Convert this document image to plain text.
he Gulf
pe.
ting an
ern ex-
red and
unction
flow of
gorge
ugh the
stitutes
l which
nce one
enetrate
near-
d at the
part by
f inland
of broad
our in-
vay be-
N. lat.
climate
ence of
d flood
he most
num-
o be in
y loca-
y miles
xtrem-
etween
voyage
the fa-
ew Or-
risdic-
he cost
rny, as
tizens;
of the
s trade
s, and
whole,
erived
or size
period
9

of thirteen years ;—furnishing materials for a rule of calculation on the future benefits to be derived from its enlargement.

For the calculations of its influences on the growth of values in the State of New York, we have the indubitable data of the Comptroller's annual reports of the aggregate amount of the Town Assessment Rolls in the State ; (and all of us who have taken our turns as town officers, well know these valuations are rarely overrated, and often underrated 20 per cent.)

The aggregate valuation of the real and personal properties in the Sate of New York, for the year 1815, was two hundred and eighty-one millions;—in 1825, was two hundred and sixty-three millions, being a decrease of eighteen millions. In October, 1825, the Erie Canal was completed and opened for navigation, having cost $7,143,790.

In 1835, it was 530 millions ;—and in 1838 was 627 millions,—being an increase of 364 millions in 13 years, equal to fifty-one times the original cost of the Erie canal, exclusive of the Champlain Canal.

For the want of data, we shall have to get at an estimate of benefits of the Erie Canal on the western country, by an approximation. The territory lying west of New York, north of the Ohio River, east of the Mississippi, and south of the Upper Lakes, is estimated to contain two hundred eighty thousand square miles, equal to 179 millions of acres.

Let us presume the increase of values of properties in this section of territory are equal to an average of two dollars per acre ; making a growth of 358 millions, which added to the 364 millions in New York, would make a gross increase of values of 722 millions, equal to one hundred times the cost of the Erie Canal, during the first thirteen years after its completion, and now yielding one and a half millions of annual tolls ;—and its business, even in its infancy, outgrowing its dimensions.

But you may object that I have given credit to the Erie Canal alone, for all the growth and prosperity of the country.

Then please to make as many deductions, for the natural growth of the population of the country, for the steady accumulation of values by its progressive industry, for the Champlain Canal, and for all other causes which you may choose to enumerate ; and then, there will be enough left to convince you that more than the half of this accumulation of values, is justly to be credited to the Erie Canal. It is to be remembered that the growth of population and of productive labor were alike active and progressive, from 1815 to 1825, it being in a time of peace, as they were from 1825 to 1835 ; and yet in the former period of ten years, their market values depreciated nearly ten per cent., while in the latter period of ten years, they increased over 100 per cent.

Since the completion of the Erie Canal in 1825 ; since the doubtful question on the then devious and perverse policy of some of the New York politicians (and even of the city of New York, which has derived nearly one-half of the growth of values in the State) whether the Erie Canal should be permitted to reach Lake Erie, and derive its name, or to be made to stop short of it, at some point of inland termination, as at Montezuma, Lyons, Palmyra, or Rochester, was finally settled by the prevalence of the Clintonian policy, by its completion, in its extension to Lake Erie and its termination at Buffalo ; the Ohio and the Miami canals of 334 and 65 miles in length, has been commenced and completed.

• **AIM OF THE EXERCISE**:
Which lines contain "thirteen"? Show each of them.

• **RESULT**:
of thirteen years ;—furnishing materials for a rule of calculation on the future benefits to be derived from its enlargement.
Let us presume the increase of values of properties in this section of territory are equal to an average of two dollars per acre ; making a growth of 358 millions, which added to the 364 millions in New York, would make a gross increase of values of 722 millions, equal to one hundred times the cost of the Erie Canal, during the first thirteen years after its completion, and now yielding one and a half millions of annual tolls ;—and its business, even in its infancy, outgrowing its dimensions.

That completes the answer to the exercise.